Problem →
Go through the material below and count the lines with the string "value"; the number is the whole answer.

[Entries from a visual dataset]

______________________________

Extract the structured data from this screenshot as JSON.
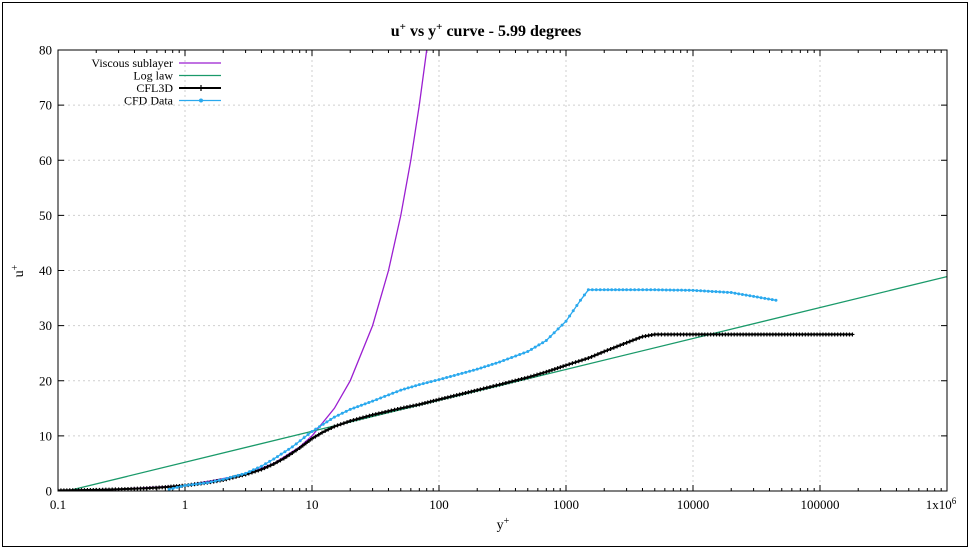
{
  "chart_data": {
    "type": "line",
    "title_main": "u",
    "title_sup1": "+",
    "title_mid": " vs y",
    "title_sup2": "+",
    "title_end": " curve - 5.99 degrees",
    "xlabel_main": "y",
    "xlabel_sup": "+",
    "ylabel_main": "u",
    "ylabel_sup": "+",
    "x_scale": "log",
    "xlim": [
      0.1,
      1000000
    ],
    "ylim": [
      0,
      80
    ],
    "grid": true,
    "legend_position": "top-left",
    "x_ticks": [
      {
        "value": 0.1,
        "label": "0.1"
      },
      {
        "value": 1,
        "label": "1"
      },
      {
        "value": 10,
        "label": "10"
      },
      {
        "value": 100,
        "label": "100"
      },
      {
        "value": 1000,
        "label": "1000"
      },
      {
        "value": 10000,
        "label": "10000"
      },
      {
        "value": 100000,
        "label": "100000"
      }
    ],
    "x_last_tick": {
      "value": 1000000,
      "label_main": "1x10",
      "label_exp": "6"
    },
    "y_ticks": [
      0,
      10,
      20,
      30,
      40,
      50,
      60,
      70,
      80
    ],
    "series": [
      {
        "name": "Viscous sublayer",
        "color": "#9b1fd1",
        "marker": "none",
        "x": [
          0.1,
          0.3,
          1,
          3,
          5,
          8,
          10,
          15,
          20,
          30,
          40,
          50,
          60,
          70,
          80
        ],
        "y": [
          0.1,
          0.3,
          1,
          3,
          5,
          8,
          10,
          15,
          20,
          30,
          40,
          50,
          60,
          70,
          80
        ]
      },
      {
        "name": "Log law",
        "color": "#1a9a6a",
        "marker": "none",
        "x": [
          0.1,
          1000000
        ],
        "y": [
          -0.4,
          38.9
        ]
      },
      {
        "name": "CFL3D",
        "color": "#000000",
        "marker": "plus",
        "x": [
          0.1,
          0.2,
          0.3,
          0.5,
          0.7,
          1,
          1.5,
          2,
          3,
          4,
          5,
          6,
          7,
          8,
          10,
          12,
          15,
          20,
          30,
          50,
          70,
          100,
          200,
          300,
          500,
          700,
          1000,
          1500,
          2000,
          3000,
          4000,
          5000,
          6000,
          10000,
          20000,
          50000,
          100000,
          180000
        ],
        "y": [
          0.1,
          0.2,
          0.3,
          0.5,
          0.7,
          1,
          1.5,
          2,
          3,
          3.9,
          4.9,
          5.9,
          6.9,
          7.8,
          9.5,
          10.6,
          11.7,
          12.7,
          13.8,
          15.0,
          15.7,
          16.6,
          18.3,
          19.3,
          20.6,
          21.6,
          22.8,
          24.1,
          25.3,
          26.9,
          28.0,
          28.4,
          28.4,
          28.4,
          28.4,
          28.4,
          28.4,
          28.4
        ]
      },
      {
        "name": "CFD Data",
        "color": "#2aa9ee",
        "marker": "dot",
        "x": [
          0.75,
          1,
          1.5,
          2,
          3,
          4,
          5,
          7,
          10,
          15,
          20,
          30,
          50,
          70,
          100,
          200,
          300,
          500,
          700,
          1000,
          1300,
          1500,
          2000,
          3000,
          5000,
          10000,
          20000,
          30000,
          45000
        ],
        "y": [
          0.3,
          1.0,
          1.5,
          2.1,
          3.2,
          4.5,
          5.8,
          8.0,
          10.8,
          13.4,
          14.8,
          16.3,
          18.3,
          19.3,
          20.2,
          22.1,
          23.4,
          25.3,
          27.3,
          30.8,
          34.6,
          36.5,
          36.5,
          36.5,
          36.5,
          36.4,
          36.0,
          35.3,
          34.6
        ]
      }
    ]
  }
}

______________________________

Final answer →
8